Task statement.
Identify, in the records below, every line where the string "FARTCOIN" appears, and copy each such line.

Records from a dataset

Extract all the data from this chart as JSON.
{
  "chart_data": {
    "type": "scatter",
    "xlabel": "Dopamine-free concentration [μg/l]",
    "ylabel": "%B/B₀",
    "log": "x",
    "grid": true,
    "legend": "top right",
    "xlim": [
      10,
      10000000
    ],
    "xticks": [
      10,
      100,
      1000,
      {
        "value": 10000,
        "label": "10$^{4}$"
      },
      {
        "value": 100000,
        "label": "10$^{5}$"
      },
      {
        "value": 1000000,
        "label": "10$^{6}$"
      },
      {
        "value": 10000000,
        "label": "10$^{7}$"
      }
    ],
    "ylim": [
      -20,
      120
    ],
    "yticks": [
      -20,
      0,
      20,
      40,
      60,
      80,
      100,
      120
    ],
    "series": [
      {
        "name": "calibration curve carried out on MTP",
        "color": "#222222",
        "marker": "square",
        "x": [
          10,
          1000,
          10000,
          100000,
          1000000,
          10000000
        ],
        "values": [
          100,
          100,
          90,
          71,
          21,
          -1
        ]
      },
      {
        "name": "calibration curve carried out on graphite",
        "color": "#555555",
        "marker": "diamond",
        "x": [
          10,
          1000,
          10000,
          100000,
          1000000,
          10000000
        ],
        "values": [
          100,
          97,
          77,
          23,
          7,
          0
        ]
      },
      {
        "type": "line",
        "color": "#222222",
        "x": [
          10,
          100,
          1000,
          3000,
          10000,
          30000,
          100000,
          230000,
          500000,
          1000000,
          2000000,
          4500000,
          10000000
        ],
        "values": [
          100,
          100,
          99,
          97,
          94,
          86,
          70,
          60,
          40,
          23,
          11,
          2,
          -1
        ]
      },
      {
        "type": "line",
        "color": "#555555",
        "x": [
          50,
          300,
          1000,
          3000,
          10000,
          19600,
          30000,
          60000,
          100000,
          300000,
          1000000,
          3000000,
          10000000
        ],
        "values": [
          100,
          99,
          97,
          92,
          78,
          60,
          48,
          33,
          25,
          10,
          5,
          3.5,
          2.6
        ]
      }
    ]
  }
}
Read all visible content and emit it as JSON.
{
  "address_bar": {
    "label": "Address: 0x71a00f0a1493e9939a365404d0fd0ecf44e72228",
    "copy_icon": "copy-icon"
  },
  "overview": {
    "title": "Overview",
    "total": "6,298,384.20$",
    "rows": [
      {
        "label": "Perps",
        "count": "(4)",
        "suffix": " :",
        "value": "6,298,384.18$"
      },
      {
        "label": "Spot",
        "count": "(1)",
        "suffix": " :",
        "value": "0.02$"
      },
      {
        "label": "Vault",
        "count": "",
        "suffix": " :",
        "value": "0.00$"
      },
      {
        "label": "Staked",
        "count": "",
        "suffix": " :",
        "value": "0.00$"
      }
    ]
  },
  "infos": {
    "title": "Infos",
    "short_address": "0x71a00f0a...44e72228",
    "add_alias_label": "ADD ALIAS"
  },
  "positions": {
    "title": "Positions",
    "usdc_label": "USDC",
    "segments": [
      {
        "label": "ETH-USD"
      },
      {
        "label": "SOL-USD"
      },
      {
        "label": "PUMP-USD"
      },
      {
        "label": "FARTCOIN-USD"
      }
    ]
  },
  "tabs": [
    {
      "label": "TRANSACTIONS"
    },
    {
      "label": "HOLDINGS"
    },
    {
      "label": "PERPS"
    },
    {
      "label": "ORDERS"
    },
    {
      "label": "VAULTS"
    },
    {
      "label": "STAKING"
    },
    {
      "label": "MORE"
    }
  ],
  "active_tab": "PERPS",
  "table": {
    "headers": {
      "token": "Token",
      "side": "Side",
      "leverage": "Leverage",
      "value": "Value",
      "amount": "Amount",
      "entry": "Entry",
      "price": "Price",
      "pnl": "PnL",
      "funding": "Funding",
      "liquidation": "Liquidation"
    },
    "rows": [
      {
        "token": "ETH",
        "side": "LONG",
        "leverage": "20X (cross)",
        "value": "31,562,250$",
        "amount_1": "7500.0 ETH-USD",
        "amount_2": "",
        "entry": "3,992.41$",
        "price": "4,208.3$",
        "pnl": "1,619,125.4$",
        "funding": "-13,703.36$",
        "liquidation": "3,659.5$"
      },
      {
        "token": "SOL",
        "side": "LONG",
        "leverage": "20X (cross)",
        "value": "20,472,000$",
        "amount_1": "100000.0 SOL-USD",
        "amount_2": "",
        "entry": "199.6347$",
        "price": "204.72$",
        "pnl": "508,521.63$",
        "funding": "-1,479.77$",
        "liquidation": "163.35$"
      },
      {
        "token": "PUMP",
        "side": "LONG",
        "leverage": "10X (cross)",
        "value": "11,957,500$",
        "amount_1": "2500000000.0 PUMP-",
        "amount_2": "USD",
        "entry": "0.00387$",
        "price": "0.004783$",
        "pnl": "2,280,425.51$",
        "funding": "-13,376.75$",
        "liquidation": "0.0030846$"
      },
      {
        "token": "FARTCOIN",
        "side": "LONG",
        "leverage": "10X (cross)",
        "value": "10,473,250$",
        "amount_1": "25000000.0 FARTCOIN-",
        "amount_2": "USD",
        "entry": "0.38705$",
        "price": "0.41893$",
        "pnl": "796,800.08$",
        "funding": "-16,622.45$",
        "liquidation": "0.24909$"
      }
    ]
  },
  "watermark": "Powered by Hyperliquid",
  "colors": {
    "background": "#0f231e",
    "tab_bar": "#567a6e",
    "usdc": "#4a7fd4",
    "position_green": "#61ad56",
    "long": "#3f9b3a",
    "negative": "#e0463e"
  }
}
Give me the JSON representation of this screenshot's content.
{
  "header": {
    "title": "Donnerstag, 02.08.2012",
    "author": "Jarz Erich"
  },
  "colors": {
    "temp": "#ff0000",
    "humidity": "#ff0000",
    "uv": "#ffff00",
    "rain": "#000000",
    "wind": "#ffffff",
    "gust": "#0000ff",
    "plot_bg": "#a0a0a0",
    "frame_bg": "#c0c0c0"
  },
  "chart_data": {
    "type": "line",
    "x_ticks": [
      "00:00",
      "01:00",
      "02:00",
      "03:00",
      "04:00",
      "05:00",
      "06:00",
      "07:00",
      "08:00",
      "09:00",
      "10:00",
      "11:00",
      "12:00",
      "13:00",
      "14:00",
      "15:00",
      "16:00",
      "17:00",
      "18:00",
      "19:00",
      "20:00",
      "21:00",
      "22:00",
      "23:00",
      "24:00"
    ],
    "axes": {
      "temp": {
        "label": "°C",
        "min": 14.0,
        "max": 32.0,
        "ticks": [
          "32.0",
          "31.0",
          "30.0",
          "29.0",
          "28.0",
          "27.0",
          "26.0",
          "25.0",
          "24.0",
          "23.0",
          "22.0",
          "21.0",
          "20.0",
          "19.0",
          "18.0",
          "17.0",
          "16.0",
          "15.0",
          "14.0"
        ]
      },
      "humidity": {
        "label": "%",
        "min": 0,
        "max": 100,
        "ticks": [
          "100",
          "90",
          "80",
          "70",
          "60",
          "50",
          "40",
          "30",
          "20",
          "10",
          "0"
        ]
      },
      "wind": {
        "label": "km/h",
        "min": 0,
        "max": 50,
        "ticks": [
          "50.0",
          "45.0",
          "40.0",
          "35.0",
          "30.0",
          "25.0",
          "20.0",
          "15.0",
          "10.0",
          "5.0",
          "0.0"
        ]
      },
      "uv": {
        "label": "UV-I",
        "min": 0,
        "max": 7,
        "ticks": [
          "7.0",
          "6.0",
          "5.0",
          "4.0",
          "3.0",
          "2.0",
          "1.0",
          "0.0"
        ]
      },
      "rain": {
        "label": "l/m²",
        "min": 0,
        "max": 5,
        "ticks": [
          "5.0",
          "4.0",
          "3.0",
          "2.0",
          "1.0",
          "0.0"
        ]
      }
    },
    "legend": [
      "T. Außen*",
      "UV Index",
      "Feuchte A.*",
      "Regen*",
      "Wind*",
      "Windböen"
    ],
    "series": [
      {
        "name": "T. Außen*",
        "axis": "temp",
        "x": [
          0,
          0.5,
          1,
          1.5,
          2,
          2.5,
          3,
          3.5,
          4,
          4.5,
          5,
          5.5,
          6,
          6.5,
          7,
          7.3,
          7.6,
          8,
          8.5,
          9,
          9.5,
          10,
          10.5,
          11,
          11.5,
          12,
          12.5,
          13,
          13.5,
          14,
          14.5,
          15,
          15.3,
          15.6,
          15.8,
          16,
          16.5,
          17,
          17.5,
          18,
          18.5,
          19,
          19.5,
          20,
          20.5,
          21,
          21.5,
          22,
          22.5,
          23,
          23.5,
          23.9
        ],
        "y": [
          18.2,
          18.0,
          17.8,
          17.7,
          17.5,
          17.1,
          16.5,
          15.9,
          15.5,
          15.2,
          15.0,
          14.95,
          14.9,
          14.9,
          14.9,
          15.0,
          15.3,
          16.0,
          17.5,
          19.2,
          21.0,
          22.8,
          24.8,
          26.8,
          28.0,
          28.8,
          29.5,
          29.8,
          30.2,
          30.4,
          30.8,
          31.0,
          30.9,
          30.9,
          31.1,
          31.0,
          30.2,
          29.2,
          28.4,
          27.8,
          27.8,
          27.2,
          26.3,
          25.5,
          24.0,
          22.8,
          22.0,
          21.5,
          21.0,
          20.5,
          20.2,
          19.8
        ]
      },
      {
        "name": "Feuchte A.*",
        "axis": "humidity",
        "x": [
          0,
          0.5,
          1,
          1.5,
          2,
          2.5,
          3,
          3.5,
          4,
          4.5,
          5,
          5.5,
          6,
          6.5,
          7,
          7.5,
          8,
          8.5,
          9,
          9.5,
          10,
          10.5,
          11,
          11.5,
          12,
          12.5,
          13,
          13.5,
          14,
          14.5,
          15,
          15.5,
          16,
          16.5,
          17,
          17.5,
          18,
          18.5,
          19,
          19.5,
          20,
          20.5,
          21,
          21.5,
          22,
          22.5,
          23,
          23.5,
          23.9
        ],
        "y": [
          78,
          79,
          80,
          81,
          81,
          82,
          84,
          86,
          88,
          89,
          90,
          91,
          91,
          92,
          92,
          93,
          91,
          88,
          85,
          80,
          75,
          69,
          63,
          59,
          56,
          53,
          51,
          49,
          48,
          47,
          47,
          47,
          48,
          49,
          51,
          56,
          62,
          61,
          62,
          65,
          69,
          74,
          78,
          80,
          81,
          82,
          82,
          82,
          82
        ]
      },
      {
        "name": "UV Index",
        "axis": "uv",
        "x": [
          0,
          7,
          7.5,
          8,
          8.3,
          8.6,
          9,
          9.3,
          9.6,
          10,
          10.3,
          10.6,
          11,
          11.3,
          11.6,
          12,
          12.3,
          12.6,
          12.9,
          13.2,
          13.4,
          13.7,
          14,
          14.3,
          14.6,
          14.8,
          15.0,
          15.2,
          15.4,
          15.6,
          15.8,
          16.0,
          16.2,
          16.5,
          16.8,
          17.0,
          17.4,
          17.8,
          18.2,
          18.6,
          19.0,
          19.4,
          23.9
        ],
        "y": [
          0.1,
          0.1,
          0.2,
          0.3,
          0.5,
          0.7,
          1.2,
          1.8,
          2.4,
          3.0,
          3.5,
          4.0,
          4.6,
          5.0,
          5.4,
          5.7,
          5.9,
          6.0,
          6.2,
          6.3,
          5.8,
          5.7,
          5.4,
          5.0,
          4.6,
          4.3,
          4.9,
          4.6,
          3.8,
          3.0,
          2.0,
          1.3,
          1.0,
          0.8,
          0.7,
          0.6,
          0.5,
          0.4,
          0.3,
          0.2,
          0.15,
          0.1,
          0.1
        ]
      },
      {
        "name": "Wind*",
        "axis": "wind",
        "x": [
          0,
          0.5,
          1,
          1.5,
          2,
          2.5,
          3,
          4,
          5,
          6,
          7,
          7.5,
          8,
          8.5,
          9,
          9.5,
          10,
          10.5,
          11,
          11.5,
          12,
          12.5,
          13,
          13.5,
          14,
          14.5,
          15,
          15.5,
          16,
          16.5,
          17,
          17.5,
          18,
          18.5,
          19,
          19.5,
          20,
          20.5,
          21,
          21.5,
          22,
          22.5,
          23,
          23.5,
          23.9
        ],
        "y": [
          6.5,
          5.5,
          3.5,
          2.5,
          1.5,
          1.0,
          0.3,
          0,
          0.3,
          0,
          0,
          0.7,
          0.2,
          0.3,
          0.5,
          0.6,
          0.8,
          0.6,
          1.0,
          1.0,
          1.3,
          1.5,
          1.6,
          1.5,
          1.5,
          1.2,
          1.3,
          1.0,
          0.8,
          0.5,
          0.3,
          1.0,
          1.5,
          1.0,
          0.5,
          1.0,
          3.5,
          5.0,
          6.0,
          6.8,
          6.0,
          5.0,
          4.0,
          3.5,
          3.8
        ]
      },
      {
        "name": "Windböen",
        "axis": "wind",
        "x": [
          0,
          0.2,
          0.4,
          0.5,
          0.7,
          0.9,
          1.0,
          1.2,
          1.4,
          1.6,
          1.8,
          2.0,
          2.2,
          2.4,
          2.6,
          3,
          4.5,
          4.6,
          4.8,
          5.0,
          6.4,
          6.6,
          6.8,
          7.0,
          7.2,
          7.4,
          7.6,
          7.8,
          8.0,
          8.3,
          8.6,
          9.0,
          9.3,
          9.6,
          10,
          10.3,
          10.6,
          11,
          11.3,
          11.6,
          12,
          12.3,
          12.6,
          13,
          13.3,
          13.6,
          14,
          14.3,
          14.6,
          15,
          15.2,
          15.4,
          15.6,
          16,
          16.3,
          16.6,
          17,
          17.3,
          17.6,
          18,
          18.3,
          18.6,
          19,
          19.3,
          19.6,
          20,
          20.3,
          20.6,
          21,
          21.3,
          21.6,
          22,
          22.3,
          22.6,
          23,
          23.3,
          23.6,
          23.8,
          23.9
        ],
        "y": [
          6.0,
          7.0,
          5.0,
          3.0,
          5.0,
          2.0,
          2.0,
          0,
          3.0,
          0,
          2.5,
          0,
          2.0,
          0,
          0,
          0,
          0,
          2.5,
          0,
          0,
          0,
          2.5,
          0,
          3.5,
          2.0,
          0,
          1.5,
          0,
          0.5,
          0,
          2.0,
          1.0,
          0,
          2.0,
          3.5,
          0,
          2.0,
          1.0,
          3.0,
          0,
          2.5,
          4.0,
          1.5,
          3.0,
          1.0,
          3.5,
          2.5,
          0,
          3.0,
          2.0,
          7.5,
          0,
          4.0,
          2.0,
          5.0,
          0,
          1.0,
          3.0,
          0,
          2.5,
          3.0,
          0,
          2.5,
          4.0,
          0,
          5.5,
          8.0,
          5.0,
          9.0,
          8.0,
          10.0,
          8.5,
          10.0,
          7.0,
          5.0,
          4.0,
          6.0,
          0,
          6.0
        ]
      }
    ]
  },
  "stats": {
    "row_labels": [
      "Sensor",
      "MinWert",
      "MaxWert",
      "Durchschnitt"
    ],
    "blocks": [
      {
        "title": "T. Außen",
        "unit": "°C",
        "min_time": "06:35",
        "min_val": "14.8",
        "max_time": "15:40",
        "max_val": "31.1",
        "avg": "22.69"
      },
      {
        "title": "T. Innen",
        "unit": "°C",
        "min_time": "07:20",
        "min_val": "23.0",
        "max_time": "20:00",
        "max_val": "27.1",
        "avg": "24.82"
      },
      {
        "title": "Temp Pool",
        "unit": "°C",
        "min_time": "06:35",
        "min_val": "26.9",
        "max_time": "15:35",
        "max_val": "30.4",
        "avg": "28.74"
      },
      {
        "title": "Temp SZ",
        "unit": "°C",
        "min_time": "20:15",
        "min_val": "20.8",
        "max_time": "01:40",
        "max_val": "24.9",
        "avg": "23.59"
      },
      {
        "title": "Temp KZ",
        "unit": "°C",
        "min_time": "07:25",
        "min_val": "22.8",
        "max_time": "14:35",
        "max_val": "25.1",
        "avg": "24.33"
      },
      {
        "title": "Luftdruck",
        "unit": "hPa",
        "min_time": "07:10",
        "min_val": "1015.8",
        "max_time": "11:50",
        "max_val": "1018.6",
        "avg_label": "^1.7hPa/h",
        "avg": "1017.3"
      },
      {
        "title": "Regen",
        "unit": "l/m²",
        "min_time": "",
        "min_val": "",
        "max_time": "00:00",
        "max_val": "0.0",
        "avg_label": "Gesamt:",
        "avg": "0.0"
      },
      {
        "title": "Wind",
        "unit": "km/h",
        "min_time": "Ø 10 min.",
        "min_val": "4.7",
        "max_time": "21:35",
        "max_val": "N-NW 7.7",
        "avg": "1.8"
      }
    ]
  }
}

Full answer.
        "label": "FARTCOIN-USD"
        "token": "FARTCOIN",
        "amount_1": "25000000.0 FARTCOIN-",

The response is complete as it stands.